▶ _GIVEN TASK_:
Reproduce this listing in full.

▶ _GIVEN INFORMATION_:
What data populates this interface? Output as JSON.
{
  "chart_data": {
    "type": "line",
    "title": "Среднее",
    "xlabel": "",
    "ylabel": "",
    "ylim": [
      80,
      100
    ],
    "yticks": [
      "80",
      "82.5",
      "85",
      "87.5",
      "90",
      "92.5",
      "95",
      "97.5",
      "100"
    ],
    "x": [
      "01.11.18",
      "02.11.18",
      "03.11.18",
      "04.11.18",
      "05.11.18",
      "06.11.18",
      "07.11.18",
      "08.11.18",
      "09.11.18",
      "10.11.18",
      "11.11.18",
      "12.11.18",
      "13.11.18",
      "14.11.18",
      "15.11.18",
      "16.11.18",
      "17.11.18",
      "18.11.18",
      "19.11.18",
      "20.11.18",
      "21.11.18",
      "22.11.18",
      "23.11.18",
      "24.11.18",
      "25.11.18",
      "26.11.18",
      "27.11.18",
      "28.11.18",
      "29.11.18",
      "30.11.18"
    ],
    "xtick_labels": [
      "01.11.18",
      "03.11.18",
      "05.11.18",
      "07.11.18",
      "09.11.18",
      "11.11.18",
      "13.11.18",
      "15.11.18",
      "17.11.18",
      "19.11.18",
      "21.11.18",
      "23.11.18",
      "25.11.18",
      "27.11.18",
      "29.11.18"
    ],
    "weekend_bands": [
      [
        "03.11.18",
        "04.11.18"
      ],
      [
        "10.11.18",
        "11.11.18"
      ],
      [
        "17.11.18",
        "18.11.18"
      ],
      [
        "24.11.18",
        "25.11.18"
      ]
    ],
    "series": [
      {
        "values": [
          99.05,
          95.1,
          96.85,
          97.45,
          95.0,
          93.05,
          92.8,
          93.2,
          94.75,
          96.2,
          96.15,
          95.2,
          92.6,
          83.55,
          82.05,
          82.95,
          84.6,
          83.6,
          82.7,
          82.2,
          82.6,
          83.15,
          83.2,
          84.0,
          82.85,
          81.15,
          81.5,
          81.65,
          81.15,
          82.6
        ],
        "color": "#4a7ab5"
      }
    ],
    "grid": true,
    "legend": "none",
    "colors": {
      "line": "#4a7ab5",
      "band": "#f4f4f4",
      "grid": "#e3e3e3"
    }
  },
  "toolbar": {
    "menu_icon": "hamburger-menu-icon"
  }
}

▶ _PROBLEM SOLUTION_:
What data populates this interface? Output as JSON.
{
  "chart_data": {
    "type": "line",
    "title": "Среднее",
    "xlabel": "",
    "ylabel": "",
    "ylim": [
      80,
      100
    ],
    "yticks": [
      "80",
      "82.5",
      "85",
      "87.5",
      "90",
      "92.5",
      "95",
      "97.5",
      "100"
    ],
    "x": [
      "01.11.18",
      "02.11.18",
      "03.11.18",
      "04.11.18",
      "05.11.18",
      "06.11.18",
      "07.11.18",
      "08.11.18",
      "09.11.18",
      "10.11.18",
      "11.11.18",
      "12.11.18",
      "13.11.18",
      "14.11.18",
      "15.11.18",
      "16.11.18",
      "17.11.18",
      "18.11.18",
      "19.11.18",
      "20.11.18",
      "21.11.18",
      "22.11.18",
      "23.11.18",
      "24.11.18",
      "25.11.18",
      "26.11.18",
      "27.11.18",
      "28.11.18",
      "29.11.18",
      "30.11.18"
    ],
    "xtick_labels": [
      "01.11.18",
      "03.11.18",
      "05.11.18",
      "07.11.18",
      "09.11.18",
      "11.11.18",
      "13.11.18",
      "15.11.18",
      "17.11.18",
      "19.11.18",
      "21.11.18",
      "23.11.18",
      "25.11.18",
      "27.11.18",
      "29.11.18"
    ],
    "weekend_bands": [
      [
        "03.11.18",
        "04.11.18"
      ],
      [
        "10.11.18",
        "11.11.18"
      ],
      [
        "17.11.18",
        "18.11.18"
      ],
      [
        "24.11.18",
        "25.11.18"
      ]
    ],
    "series": [
      {
        "values": [
          99.05,
          95.1,
          96.85,
          97.45,
          95.0,
          93.05,
          92.8,
          93.2,
          94.75,
          96.2,
          96.15,
          95.2,
          92.6,
          83.55,
          82.05,
          82.95,
          84.6,
          83.6,
          82.7,
          82.2,
          82.6,
          83.15,
          83.2,
          84.0,
          82.85,
          81.15,
          81.5,
          81.65,
          81.15,
          82.6
        ],
        "color": "#4a7ab5"
      }
    ],
    "grid": true,
    "legend": "none",
    "colors": {
      "line": "#4a7ab5",
      "band": "#f4f4f4",
      "grid": "#e3e3e3"
    }
  },
  "toolbar": {
    "menu_icon": "hamburger-menu-icon"
  }
}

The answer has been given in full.